WHAT TO PRODUCE:
Write out all records as given; omit images.

INPUT:
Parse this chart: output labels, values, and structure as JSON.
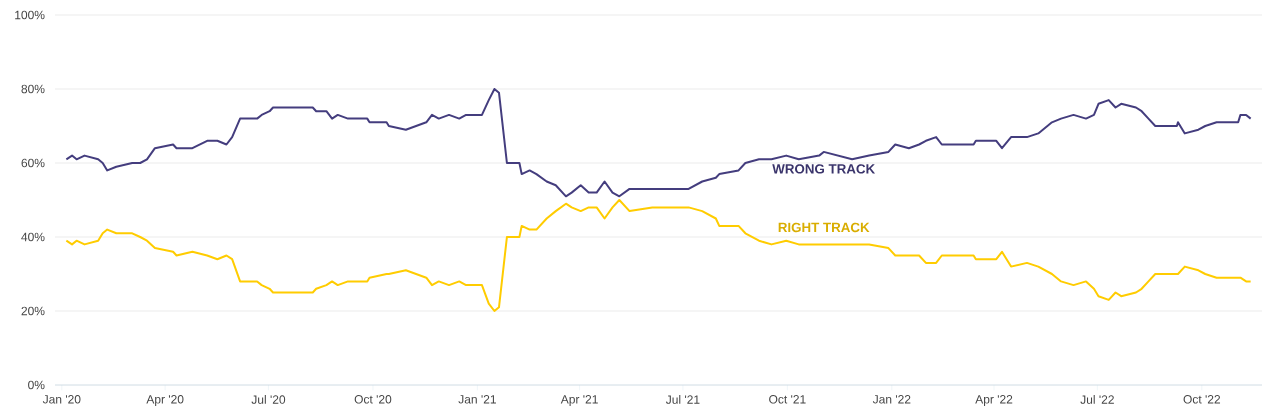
{
  "chart_data": {
    "type": "line",
    "x": [
      "2020-01-05",
      "2020-01-10",
      "2020-01-14",
      "2020-01-21",
      "2020-02-02",
      "2020-02-06",
      "2020-02-10",
      "2020-02-18",
      "2020-03-03",
      "2020-03-10",
      "2020-03-16",
      "2020-03-23",
      "2020-04-08",
      "2020-04-11",
      "2020-04-25",
      "2020-05-08",
      "2020-05-17",
      "2020-05-25",
      "2020-05-30",
      "2020-06-06",
      "2020-06-21",
      "2020-06-25",
      "2020-07-02",
      "2020-07-05",
      "2020-08-09",
      "2020-08-12",
      "2020-08-21",
      "2020-08-26",
      "2020-08-31",
      "2020-09-09",
      "2020-09-26",
      "2020-09-28",
      "2020-10-13",
      "2020-10-15",
      "2020-10-30",
      "2020-11-08",
      "2020-11-17",
      "2020-11-22",
      "2020-11-28",
      "2020-12-07",
      "2020-12-16",
      "2020-12-22",
      "2021-01-05",
      "2021-01-11",
      "2021-01-16",
      "2021-01-20",
      "2021-01-27",
      "2021-02-07",
      "2021-02-09",
      "2021-02-16",
      "2021-02-22",
      "2021-03-03",
      "2021-03-11",
      "2021-03-20",
      "2021-03-25",
      "2021-04-02",
      "2021-04-09",
      "2021-04-16",
      "2021-04-23",
      "2021-04-30",
      "2021-05-06",
      "2021-05-15",
      "2021-06-04",
      "2021-07-06",
      "2021-07-18",
      "2021-07-30",
      "2021-08-02",
      "2021-08-19",
      "2021-08-25",
      "2021-09-06",
      "2021-09-17",
      "2021-09-30",
      "2021-10-11",
      "2021-10-29",
      "2021-11-02",
      "2021-11-27",
      "2021-12-12",
      "2021-12-29",
      "2022-01-04",
      "2022-01-16",
      "2022-01-25",
      "2022-01-31",
      "2022-02-09",
      "2022-02-14",
      "2022-03-14",
      "2022-03-16",
      "2022-04-03",
      "2022-04-08",
      "2022-04-16",
      "2022-04-30",
      "2022-05-10",
      "2022-05-22",
      "2022-05-30",
      "2022-06-10",
      "2022-06-21",
      "2022-06-28",
      "2022-07-02",
      "2022-07-11",
      "2022-07-17",
      "2022-07-22",
      "2022-08-04",
      "2022-08-09",
      "2022-08-15",
      "2022-08-21",
      "2022-09-09",
      "2022-09-10",
      "2022-09-16",
      "2022-09-28",
      "2022-10-04",
      "2022-10-14",
      "2022-11-02",
      "2022-11-04",
      "2022-11-09",
      "2022-11-13"
    ],
    "series": [
      {
        "name": "WRONG TRACK",
        "color": "#443d7e",
        "values": [
          61,
          62,
          61,
          62,
          61,
          60,
          58,
          59,
          60,
          60,
          61,
          64,
          65,
          64,
          64,
          66,
          66,
          65,
          67,
          72,
          72,
          73,
          74,
          75,
          75,
          74,
          74,
          72,
          73,
          72,
          72,
          71,
          71,
          70,
          69,
          70,
          71,
          73,
          72,
          73,
          72,
          73,
          73,
          77,
          80,
          79,
          60,
          60,
          57,
          58,
          57,
          55,
          54,
          51,
          52,
          54,
          52,
          52,
          55,
          52,
          51,
          53,
          53,
          53,
          55,
          56,
          57,
          58,
          60,
          61,
          61,
          62,
          61,
          62,
          63,
          61,
          62,
          63,
          65,
          64,
          65,
          66,
          67,
          65,
          65,
          66,
          66,
          64,
          67,
          67,
          68,
          71,
          72,
          73,
          72,
          73,
          76,
          77,
          75,
          76,
          75,
          74,
          72,
          70,
          70,
          71,
          68,
          69,
          70,
          71,
          71,
          73,
          73,
          72
        ]
      },
      {
        "name": "RIGHT TRACK",
        "color": "#ffcc00",
        "values": [
          39,
          38,
          39,
          38,
          39,
          41,
          42,
          41,
          41,
          40,
          39,
          37,
          36,
          35,
          36,
          35,
          34,
          35,
          34,
          28,
          28,
          27,
          26,
          25,
          25,
          26,
          27,
          28,
          27,
          28,
          28,
          29,
          30,
          30,
          31,
          30,
          29,
          27,
          28,
          27,
          28,
          27,
          27,
          22,
          20,
          21,
          40,
          40,
          43,
          42,
          42,
          45,
          47,
          49,
          48,
          47,
          48,
          48,
          45,
          48,
          50,
          47,
          48,
          48,
          47,
          45,
          43,
          43,
          41,
          39,
          38,
          39,
          38,
          38,
          38,
          38,
          38,
          37,
          35,
          35,
          35,
          33,
          33,
          35,
          35,
          34,
          34,
          36,
          32,
          33,
          32,
          30,
          28,
          27,
          28,
          26,
          24,
          23,
          25,
          24,
          25,
          26,
          28,
          30,
          30,
          30,
          32,
          31,
          30,
          29,
          29,
          29,
          28,
          28
        ]
      }
    ],
    "xlim": [
      "2019-12-26",
      "2022-11-23"
    ],
    "xticks": [
      {
        "value": "2020-01-01",
        "label": "Jan '20"
      },
      {
        "value": "2020-04-01",
        "label": "Apr '20"
      },
      {
        "value": "2020-07-01",
        "label": "Jul '20"
      },
      {
        "value": "2020-10-01",
        "label": "Oct '20"
      },
      {
        "value": "2021-01-01",
        "label": "Jan '21"
      },
      {
        "value": "2021-04-01",
        "label": "Apr '21"
      },
      {
        "value": "2021-07-01",
        "label": "Jul '21"
      },
      {
        "value": "2021-10-01",
        "label": "Oct '21"
      },
      {
        "value": "2022-01-01",
        "label": "Jan '22"
      },
      {
        "value": "2022-04-01",
        "label": "Apr '22"
      },
      {
        "value": "2022-07-01",
        "label": "Jul '22"
      },
      {
        "value": "2022-10-01",
        "label": "Oct '22"
      }
    ],
    "ylim": [
      0,
      100
    ],
    "yticks": [
      {
        "value": 0,
        "label": "0%"
      },
      {
        "value": 20,
        "label": "20%"
      },
      {
        "value": 40,
        "label": "40%"
      },
      {
        "value": 60,
        "label": "60%"
      },
      {
        "value": 80,
        "label": "80%"
      },
      {
        "value": 100,
        "label": "100%"
      }
    ],
    "grid": "y",
    "line_style": "solid"
  }
}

SOLUTION TO THE PROBLEM:
Parse this chart: output labels, values, and structure as JSON.
{
  "chart_data": {
    "type": "line",
    "x": [
      "2020-01-05",
      "2020-01-10",
      "2020-01-14",
      "2020-01-21",
      "2020-02-02",
      "2020-02-06",
      "2020-02-10",
      "2020-02-18",
      "2020-03-03",
      "2020-03-10",
      "2020-03-16",
      "2020-03-23",
      "2020-04-08",
      "2020-04-11",
      "2020-04-25",
      "2020-05-08",
      "2020-05-17",
      "2020-05-25",
      "2020-05-30",
      "2020-06-06",
      "2020-06-21",
      "2020-06-25",
      "2020-07-02",
      "2020-07-05",
      "2020-08-09",
      "2020-08-12",
      "2020-08-21",
      "2020-08-26",
      "2020-08-31",
      "2020-09-09",
      "2020-09-26",
      "2020-09-28",
      "2020-10-13",
      "2020-10-15",
      "2020-10-30",
      "2020-11-08",
      "2020-11-17",
      "2020-11-22",
      "2020-11-28",
      "2020-12-07",
      "2020-12-16",
      "2020-12-22",
      "2021-01-05",
      "2021-01-11",
      "2021-01-16",
      "2021-01-20",
      "2021-01-27",
      "2021-02-07",
      "2021-02-09",
      "2021-02-16",
      "2021-02-22",
      "2021-03-03",
      "2021-03-11",
      "2021-03-20",
      "2021-03-25",
      "2021-04-02",
      "2021-04-09",
      "2021-04-16",
      "2021-04-23",
      "2021-04-30",
      "2021-05-06",
      "2021-05-15",
      "2021-06-04",
      "2021-07-06",
      "2021-07-18",
      "2021-07-30",
      "2021-08-02",
      "2021-08-19",
      "2021-08-25",
      "2021-09-06",
      "2021-09-17",
      "2021-09-30",
      "2021-10-11",
      "2021-10-29",
      "2021-11-02",
      "2021-11-27",
      "2021-12-12",
      "2021-12-29",
      "2022-01-04",
      "2022-01-16",
      "2022-01-25",
      "2022-01-31",
      "2022-02-09",
      "2022-02-14",
      "2022-03-14",
      "2022-03-16",
      "2022-04-03",
      "2022-04-08",
      "2022-04-16",
      "2022-04-30",
      "2022-05-10",
      "2022-05-22",
      "2022-05-30",
      "2022-06-10",
      "2022-06-21",
      "2022-06-28",
      "2022-07-02",
      "2022-07-11",
      "2022-07-17",
      "2022-07-22",
      "2022-08-04",
      "2022-08-09",
      "2022-08-15",
      "2022-08-21",
      "2022-09-09",
      "2022-09-10",
      "2022-09-16",
      "2022-09-28",
      "2022-10-04",
      "2022-10-14",
      "2022-11-02",
      "2022-11-04",
      "2022-11-09",
      "2022-11-13"
    ],
    "series": [
      {
        "name": "WRONG TRACK",
        "color": "#443d7e",
        "values": [
          61,
          62,
          61,
          62,
          61,
          60,
          58,
          59,
          60,
          60,
          61,
          64,
          65,
          64,
          64,
          66,
          66,
          65,
          67,
          72,
          72,
          73,
          74,
          75,
          75,
          74,
          74,
          72,
          73,
          72,
          72,
          71,
          71,
          70,
          69,
          70,
          71,
          73,
          72,
          73,
          72,
          73,
          73,
          77,
          80,
          79,
          60,
          60,
          57,
          58,
          57,
          55,
          54,
          51,
          52,
          54,
          52,
          52,
          55,
          52,
          51,
          53,
          53,
          53,
          55,
          56,
          57,
          58,
          60,
          61,
          61,
          62,
          61,
          62,
          63,
          61,
          62,
          63,
          65,
          64,
          65,
          66,
          67,
          65,
          65,
          66,
          66,
          64,
          67,
          67,
          68,
          71,
          72,
          73,
          72,
          73,
          76,
          77,
          75,
          76,
          75,
          74,
          72,
          70,
          70,
          71,
          68,
          69,
          70,
          71,
          71,
          73,
          73,
          72
        ]
      },
      {
        "name": "RIGHT TRACK",
        "color": "#ffcc00",
        "values": [
          39,
          38,
          39,
          38,
          39,
          41,
          42,
          41,
          41,
          40,
          39,
          37,
          36,
          35,
          36,
          35,
          34,
          35,
          34,
          28,
          28,
          27,
          26,
          25,
          25,
          26,
          27,
          28,
          27,
          28,
          28,
          29,
          30,
          30,
          31,
          30,
          29,
          27,
          28,
          27,
          28,
          27,
          27,
          22,
          20,
          21,
          40,
          40,
          43,
          42,
          42,
          45,
          47,
          49,
          48,
          47,
          48,
          48,
          45,
          48,
          50,
          47,
          48,
          48,
          47,
          45,
          43,
          43,
          41,
          39,
          38,
          39,
          38,
          38,
          38,
          38,
          38,
          37,
          35,
          35,
          35,
          33,
          33,
          35,
          35,
          34,
          34,
          36,
          32,
          33,
          32,
          30,
          28,
          27,
          28,
          26,
          24,
          23,
          25,
          24,
          25,
          26,
          28,
          30,
          30,
          30,
          32,
          31,
          30,
          29,
          29,
          29,
          28,
          28
        ]
      }
    ],
    "xlim": [
      "2019-12-26",
      "2022-11-23"
    ],
    "xticks": [
      {
        "value": "2020-01-01",
        "label": "Jan '20"
      },
      {
        "value": "2020-04-01",
        "label": "Apr '20"
      },
      {
        "value": "2020-07-01",
        "label": "Jul '20"
      },
      {
        "value": "2020-10-01",
        "label": "Oct '20"
      },
      {
        "value": "2021-01-01",
        "label": "Jan '21"
      },
      {
        "value": "2021-04-01",
        "label": "Apr '21"
      },
      {
        "value": "2021-07-01",
        "label": "Jul '21"
      },
      {
        "value": "2021-10-01",
        "label": "Oct '21"
      },
      {
        "value": "2022-01-01",
        "label": "Jan '22"
      },
      {
        "value": "2022-04-01",
        "label": "Apr '22"
      },
      {
        "value": "2022-07-01",
        "label": "Jul '22"
      },
      {
        "value": "2022-10-01",
        "label": "Oct '22"
      }
    ],
    "ylim": [
      0,
      100
    ],
    "yticks": [
      {
        "value": 0,
        "label": "0%"
      },
      {
        "value": 20,
        "label": "20%"
      },
      {
        "value": 40,
        "label": "40%"
      },
      {
        "value": 60,
        "label": "60%"
      },
      {
        "value": 80,
        "label": "80%"
      },
      {
        "value": 100,
        "label": "100%"
      }
    ],
    "grid": "y",
    "line_style": "solid"
  }
}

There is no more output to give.